### EXERCISE AIM
Find every line in the records below that holds the word "зоны", and copy it out.

+ + + +

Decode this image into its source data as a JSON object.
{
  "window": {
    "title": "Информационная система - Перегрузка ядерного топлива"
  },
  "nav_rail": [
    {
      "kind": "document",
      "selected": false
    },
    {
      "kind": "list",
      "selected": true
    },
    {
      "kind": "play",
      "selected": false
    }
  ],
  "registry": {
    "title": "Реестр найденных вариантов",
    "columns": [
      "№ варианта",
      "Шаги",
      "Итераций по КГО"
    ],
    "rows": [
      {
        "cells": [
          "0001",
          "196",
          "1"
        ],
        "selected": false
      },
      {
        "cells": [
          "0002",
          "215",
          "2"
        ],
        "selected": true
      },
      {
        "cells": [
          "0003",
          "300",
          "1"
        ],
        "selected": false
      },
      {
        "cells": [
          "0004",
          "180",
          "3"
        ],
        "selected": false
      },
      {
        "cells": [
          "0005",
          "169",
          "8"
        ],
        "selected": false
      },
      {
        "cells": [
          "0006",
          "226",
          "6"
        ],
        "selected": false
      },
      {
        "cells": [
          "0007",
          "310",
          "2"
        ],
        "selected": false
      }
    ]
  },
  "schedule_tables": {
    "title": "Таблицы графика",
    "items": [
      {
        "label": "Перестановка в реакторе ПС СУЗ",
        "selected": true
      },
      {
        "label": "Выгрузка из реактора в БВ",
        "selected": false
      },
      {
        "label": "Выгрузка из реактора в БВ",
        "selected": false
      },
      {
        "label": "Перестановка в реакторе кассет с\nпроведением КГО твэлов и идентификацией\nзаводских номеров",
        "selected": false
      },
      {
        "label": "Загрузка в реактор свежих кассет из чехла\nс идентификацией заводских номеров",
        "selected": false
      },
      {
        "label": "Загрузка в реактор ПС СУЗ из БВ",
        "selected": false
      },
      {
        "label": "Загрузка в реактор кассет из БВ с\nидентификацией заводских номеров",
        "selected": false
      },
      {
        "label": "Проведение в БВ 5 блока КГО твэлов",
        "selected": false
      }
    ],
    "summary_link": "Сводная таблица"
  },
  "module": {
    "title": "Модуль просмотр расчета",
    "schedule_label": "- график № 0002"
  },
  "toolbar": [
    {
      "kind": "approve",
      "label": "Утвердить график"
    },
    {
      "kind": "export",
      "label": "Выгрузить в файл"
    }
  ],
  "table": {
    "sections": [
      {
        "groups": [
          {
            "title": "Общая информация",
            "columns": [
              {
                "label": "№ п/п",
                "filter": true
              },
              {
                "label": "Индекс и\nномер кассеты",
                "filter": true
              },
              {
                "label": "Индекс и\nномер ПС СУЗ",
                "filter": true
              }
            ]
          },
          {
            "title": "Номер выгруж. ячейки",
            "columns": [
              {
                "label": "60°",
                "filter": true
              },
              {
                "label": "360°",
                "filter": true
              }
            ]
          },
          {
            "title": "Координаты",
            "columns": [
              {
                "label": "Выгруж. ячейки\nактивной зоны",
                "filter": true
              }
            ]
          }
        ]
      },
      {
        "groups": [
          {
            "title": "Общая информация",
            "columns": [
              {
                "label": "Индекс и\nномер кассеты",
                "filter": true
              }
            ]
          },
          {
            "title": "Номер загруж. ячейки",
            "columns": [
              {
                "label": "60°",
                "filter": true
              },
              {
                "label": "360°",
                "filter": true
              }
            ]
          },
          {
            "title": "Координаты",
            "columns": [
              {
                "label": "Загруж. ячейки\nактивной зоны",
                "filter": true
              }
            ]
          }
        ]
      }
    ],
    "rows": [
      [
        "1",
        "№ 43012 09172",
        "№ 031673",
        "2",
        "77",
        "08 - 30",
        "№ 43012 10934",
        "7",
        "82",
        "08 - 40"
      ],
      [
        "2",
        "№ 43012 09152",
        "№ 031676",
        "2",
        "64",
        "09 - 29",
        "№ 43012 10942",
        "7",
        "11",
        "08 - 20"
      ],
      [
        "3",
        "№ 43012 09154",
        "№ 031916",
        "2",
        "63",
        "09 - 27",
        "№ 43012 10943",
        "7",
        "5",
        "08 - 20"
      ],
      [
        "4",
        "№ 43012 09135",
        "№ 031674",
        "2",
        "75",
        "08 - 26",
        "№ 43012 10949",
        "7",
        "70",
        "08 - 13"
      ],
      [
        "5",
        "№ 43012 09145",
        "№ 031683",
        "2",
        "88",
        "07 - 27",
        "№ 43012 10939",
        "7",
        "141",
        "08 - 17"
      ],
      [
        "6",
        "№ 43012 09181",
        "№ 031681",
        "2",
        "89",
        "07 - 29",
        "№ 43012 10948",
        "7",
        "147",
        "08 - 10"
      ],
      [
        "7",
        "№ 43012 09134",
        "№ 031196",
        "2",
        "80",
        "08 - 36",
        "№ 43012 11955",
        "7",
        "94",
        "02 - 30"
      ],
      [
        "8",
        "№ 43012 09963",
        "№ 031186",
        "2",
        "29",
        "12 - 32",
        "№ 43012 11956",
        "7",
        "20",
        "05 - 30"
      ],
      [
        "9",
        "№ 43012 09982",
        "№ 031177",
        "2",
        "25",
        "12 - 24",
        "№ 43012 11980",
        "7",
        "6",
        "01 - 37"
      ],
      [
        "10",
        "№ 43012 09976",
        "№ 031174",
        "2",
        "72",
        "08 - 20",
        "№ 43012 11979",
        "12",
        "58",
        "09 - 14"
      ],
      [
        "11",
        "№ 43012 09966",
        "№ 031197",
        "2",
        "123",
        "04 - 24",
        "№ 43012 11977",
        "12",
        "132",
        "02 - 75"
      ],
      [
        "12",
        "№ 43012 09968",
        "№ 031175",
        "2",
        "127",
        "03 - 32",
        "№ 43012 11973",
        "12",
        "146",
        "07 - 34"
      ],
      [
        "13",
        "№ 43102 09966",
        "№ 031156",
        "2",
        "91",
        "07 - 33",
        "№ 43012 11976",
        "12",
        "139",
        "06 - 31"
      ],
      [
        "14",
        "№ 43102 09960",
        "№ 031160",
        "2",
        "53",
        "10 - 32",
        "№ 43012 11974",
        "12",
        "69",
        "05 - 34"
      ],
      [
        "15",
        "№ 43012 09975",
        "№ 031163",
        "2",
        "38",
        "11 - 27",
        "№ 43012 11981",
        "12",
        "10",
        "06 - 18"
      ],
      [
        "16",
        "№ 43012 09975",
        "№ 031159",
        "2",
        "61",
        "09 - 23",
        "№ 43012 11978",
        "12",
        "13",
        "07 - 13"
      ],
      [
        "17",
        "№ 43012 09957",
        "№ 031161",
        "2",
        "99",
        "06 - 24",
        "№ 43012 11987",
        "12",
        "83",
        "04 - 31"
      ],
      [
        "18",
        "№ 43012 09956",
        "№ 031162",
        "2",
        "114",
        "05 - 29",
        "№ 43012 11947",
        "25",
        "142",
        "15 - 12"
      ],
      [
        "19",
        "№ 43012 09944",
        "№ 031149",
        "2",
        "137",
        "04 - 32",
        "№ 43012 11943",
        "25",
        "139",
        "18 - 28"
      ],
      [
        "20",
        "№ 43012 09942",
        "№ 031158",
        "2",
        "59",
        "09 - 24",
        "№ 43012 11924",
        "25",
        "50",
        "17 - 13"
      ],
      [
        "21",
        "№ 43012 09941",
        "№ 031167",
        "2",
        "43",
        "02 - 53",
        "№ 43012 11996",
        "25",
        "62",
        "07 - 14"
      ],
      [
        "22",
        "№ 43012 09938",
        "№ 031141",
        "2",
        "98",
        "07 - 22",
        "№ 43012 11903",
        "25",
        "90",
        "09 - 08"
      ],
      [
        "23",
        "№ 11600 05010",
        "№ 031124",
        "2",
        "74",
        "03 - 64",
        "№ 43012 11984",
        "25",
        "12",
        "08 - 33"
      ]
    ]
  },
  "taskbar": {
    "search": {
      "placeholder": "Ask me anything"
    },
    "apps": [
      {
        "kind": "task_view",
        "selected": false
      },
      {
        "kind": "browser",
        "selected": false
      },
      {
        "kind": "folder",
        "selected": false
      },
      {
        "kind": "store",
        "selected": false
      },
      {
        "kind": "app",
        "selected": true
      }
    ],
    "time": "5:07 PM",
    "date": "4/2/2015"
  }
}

+ + + +

### RESPONSE
                "label": "Выгруж. ячейки\nактивной зоны",
                "label": "Загруж. ячейки\nактивной зоны",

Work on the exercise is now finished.